Exercise
Extract all records. Keep each one exact.

(Data entries)
◆ ◆ ◆
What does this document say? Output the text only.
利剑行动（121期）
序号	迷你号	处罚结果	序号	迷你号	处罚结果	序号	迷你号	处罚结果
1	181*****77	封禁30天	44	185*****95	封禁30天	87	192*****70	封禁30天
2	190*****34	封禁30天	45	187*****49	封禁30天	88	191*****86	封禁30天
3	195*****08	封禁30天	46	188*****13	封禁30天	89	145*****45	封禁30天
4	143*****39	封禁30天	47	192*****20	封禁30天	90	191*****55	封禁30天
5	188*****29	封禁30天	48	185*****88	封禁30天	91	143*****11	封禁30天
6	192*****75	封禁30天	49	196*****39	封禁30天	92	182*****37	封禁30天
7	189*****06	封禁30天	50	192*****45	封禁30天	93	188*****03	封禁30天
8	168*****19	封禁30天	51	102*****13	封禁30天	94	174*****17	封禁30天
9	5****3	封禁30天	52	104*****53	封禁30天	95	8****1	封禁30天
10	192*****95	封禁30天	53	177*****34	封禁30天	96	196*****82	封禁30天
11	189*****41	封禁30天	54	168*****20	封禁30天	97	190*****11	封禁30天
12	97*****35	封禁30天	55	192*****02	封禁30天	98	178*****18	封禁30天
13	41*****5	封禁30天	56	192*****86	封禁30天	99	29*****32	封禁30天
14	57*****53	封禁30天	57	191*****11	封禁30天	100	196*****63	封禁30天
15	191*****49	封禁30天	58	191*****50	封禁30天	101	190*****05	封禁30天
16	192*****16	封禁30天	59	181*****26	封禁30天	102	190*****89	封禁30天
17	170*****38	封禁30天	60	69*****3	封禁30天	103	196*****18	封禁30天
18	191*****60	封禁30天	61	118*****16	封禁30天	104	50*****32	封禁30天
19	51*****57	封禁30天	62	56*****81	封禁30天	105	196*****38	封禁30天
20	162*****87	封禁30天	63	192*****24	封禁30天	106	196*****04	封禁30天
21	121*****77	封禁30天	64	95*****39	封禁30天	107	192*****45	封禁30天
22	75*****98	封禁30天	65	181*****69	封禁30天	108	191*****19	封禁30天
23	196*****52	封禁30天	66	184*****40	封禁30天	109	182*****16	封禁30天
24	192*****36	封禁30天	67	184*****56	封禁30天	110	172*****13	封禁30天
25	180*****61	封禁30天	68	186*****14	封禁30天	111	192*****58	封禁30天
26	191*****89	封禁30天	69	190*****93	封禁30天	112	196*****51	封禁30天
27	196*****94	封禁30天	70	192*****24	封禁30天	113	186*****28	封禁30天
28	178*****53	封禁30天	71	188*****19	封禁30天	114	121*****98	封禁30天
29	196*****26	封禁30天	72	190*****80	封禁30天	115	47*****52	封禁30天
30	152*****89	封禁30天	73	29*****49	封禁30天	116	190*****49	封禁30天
◆ ◆ ◆
Final answer
What does this document say? Output the text only.
利剑行动（121期）
序号	迷你号	处罚结果	序号	迷你号	处罚结果	序号	迷你号	处罚结果
1	181*****77	封禁30天	44	185*****95	封禁30天	87	192*****70	封禁30天
2	190*****34	封禁30天	45	187*****49	封禁30天	88	191*****86	封禁30天
3	195*****08	封禁30天	46	188*****13	封禁30天	89	145*****45	封禁30天
4	143*****39	封禁30天	47	192*****20	封禁30天	90	191*****55	封禁30天
5	188*****29	封禁30天	48	185*****88	封禁30天	91	143*****11	封禁30天
6	192*****75	封禁30天	49	196*****39	封禁30天	92	182*****37	封禁30天
7	189*****06	封禁30天	50	192*****45	封禁30天	93	188*****03	封禁30天
8	168*****19	封禁30天	51	102*****13	封禁30天	94	174*****17	封禁30天
9	5****3	封禁30天	52	104*****53	封禁30天	95	8****1	封禁30天
10	192*****95	封禁30天	53	177*****34	封禁30天	96	196*****82	封禁30天
11	189*****41	封禁30天	54	168*****20	封禁30天	97	190*****11	封禁30天
12	97*****35	封禁30天	55	192*****02	封禁30天	98	178*****18	封禁30天
13	41*****5	封禁30天	56	192*****86	封禁30天	99	29*****32	封禁30天
14	57*****53	封禁30天	57	191*****11	封禁30天	100	196*****63	封禁30天
15	191*****49	封禁30天	58	191*****50	封禁30天	101	190*****05	封禁30天
16	192*****16	封禁30天	59	181*****26	封禁30天	102	190*****89	封禁30天
17	170*****38	封禁30天	60	69*****3	封禁30天	103	196*****18	封禁30天
18	191*****60	封禁30天	61	118*****16	封禁30天	104	50*****32	封禁30天
19	51*****57	封禁30天	62	56*****81	封禁30天	105	196*****38	封禁30天
20	162*****87	封禁30天	63	192*****24	封禁30天	106	196*****04	封禁30天
21	121*****77	封禁30天	64	95*****39	封禁30天	107	192*****45	封禁30天
22	75*****98	封禁30天	65	181*****69	封禁30天	108	191*****19	封禁30天
23	196*****52	封禁30天	66	184*****40	封禁30天	109	182*****16	封禁30天
24	192*****36	封禁30天	67	184*****56	封禁30天	110	172*****13	封禁30天
25	180*****61	封禁30天	68	186*****14	封禁30天	111	192*****58	封禁30天
26	191*****89	封禁30天	69	190*****93	封禁30天	112	196*****51	封禁30天
27	196*****94	封禁30天	70	192*****24	封禁30天	113	186*****28	封禁30天
28	178*****53	封禁30天	71	188*****19	封禁30天	114	121*****98	封禁30天
29	196*****26	封禁30天	72	190*****80	封禁30天	115	47*****52	封禁30天
30	152*****89	封禁30天	73	29*****49	封禁30天	116	190*****49	封禁30天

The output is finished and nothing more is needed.